Locate the lines of the listing below that hold "Tipps", then copy each of them.

--- BEGIN RAW RECORDS ---

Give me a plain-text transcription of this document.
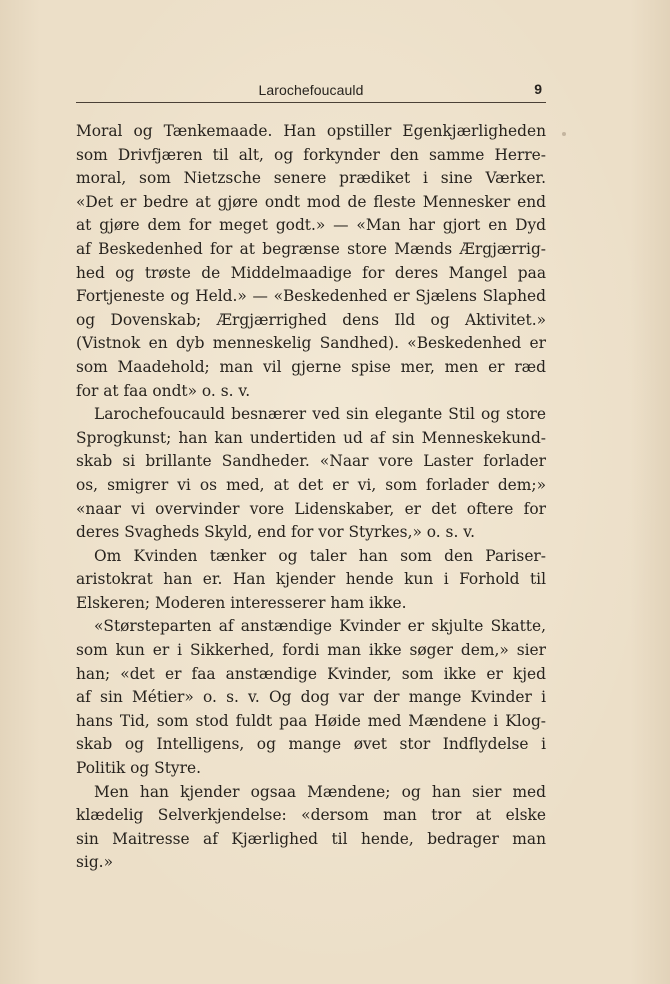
Larochefoucauld	9
Moral og Tænkemaade. Han opstiller Egenkjærligheden
som Drivfjæren til alt, og forkynder den samme Herre-
moral, som Nietzsche senere prædiket i sine Værker.
«Det er bedre at gjøre ondt mod de fleste Mennesker end
at gjøre dem for meget godt.» — «Man har gjort en Dyd
af Beskedenhed for at begrænse store Mænds Ærgjærrig-
hed og trøste de Middelmaadige for deres Mangel paa
Fortjeneste og Held.» — «Beskedenhed er Sjælens Slaphed
og Dovenskab; Ærgjærrighed dens Ild og Aktivitet.»
(Vistnok en dyb menneskelig Sandhed). «Beskedenhed er
som Maadehold; man vil gjerne spise mer, men er ræd
for at faa ondt» o. s. v.
Larochefoucauld besnærer ved sin elegante Stil og store
Sprogkunst; han kan undertiden ud af sin Menneskekund-
skab si brillante Sandheder. «Naar vore Laster forlader
os, smigrer vi os med, at det er vi, som forlader dem;»
«naar vi overvinder vore Lidenskaber, er det oftere for
deres Svagheds Skyld, end for vor Styrkes,» o. s. v.
Om Kvinden tænker og taler han som den Pariser-
aristokrat han er. Han kjender hende kun i Forhold til
Elskeren; Moderen interesserer ham ikke.
«Størsteparten af anstændige Kvinder er skjulte Skatte,
som kun er i Sikkerhed, fordi man ikke søger dem,» sier
han; «det er faa anstændige Kvinder, som ikke er kjed
af sin Métier» o. s. v. Og dog var der mange Kvinder i
hans Tid, som stod fuldt paa Høide med Mændene i Klog-
skab og Intelligens, og mange øvet stor Indflydelse i
Politik og Styre.
Men han kjender ogsaa Mændene; og han sier med
klædelig Selverkjendelse: «dersom man tror at elske
sin Maitresse af Kjærlighed til hende, bedrager man
sig.»
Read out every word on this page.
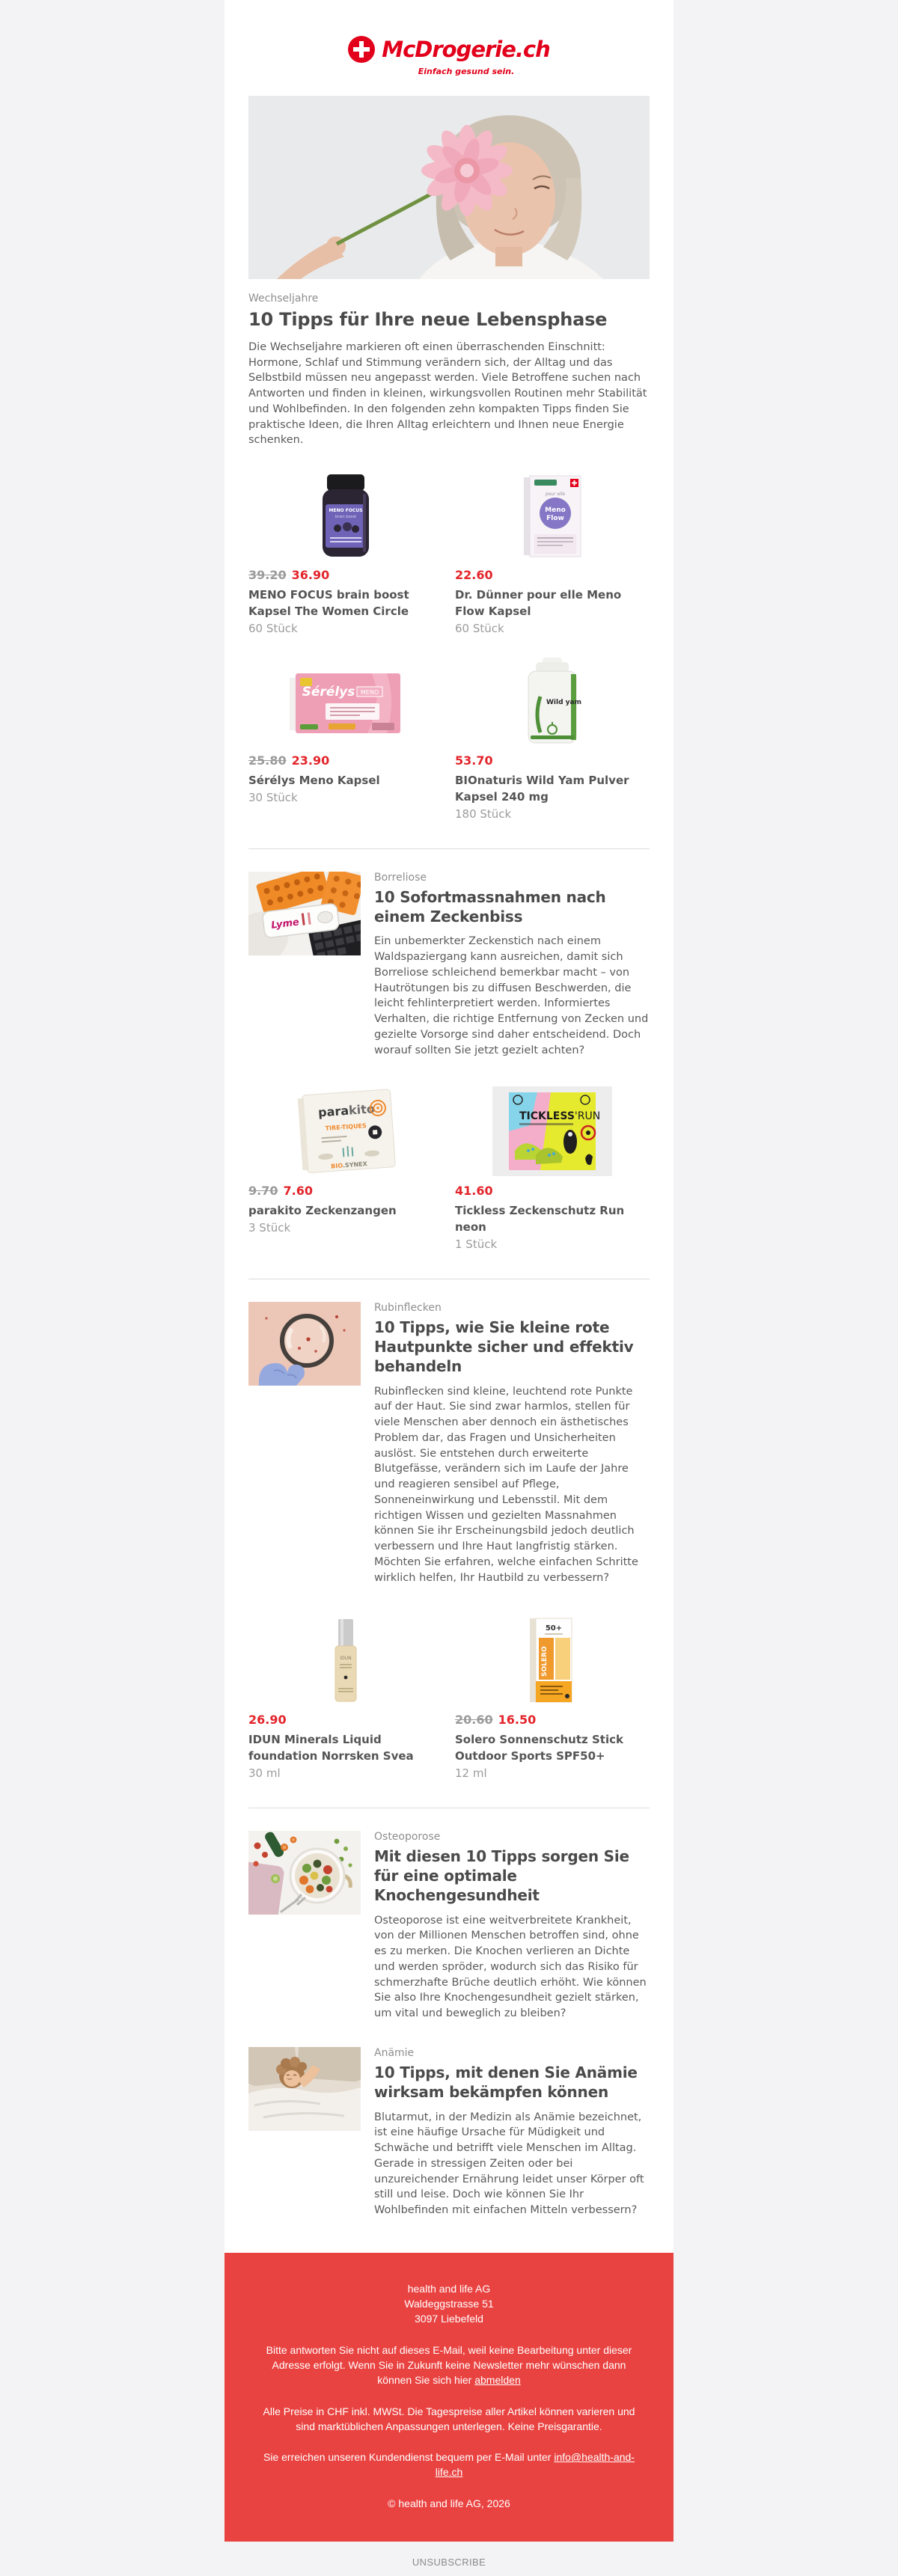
McDrogerie.ch
Einfach gesund sein.
Wechseljahre
10 Tipps für Ihre neue Lebensphase

Die Wechseljahre markieren oft einen überraschenden Einschnitt: Hormone, Schlaf und Stimmung verändern sich, der Alltag und das Selbstbild müssen neu angepasst werden. Viele Betroffene suchen nach Antworten und finden in kleinen, wirkungsvollen Routinen mehr Stabilität und Wohlbefinden. In den folgenden zehn kompakten Tipps finden Sie praktische Ideen, die Ihren Alltag erleichtern und Ihnen neue Energie schenken.

MENO FOCUS
brain boost
39.20 36.90
MENO FOCUS brain boost Kapsel The Women Circle
60 Stück
pour elle
Meno
Flow
22.60
Dr. Dünner pour elle Meno Flow Kapsel
60 Stück
Sérélys MENO
25.80 23.90
Sérélys Meno Kapsel
30 Stück
Wild yam
53.70
BIOnaturis Wild Yam Pulver Kapsel 240 mg
180 Stück
Lyme
Borreliose
10 Sofortmassnahmen nach einem Zeckenbiss

Ein unbemerkter Zeckenstich nach einem Waldspaziergang kann ausreichen, damit sich Borreliose schleichend bemerkbar macht – von Hautrötungen bis zu diffusen Beschwerden, die leicht fehlinterpretiert werden. Informiertes Verhalten, die richtige Entfernung von Zecken und gezielte Vorsorge sind daher entscheidend. Doch worauf sollten Sie jetzt gezielt achten?

parakito
TIRE-TIQUES
BIO.SYNEX
9.70 7.60
parakito Zeckenzangen
3 Stück
TICKLESS'RUN
41.60
Tickless Zeckenschutz Run neon
1 Stück
Rubinflecken
10 Tipps, wie Sie kleine rote Hautpunkte sicher und effektiv behandeln

Rubinflecken sind kleine, leuchtend rote Punkte auf der Haut. Sie sind zwar harmlos, stellen für viele Menschen aber dennoch ein ästhetisches Problem dar, das Fragen und Unsicherheiten auslöst. Sie entstehen durch erweiterte Blutgefässe, verändern sich im Laufe der Jahre und reagieren sensibel auf Pflege, Sonneneinwirkung und Lebensstil. Mit dem richtigen Wissen und gezielten Massnahmen können Sie ihr Erscheinungsbild jedoch deutlich verbessern und Ihre Haut langfristig stärken. Möchten Sie erfahren, welche einfachen Schritte wirklich helfen, Ihr Hautbild zu verbessern?

IDUN
26.90
IDUN Minerals Liquid foundation Norrsken Svea
30 ml
50+
SOLERO
20.60 16.50
Solero Sonnenschutz Stick Outdoor Sports SPF50+
12 ml
Osteoporose
Mit diesen 10 Tipps sorgen Sie für eine optimale Knochengesundheit

Osteoporose ist eine weitverbreitete Krankheit, von der Millionen Menschen betroffen sind, ohne es zu merken. Die Knochen verlieren an Dichte und werden spröder, wodurch sich das Risiko für schmerzhafte Brüche deutlich erhöht. Wie können Sie also Ihre Knochengesundheit gezielt stärken, um vital und beweglich zu bleiben?

Anämie
10 Tipps, mit denen Sie Anämie wirksam bekämpfen können

Blutarmut, in der Medizin als Anämie bezeichnet, ist eine häufige Ursache für Müdigkeit und Schwäche und betrifft viele Menschen im Alltag. Gerade in stressigen Zeiten oder bei unzureichender Ernährung leidet unser Körper oft still und leise. Doch wie können Sie Ihr Wohlbefinden mit einfachen Mitteln verbessern?

health and life AG
Waldeggstrasse 51
3097 Liebefeld

Bitte antworten Sie nicht auf dieses E-Mail, weil keine Bearbeitung unter dieser Adresse erfolgt. Wenn Sie in Zukunft keine Newsletter mehr wünschen dann können Sie sich hier abmelden

Alle Preise in CHF inkl. MWSt. Die Tagespreise aller Artikel können varieren und sind marktüblichen Anpassungen unterlegen. Keine Preisgarantie.

Sie erreichen unseren Kundendienst bequem per E-Mail unter info@health-and-life.ch

© health and life AG, 2026

UNSUBSCRIBE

--- END RAW RECORDS ---

• _RESPONSE BELOW_
10 Tipps für Ihre neue Lebensphase
Die Wechseljahre markieren oft einen überraschenden Einschnitt: Hormone, Schlaf und Stimmung verändern sich, der Alltag und das Selbstbild müssen neu angepasst werden. Viele Betroffene suchen nach Antworten und finden in kleinen, wirkungsvollen Routinen mehr Stabilität und Wohlbefinden. In den folgenden zehn kompakten Tipps finden Sie praktische Ideen, die Ihren Alltag erleichtern und Ihnen neue Energie schenken.
10 Tipps, wie Sie kleine rote Hautpunkte sicher und effektiv behandeln
Mit diesen 10 Tipps sorgen Sie für eine optimale Knochengesundheit
10 Tipps, mit denen Sie Anämie wirksam bekämpfen können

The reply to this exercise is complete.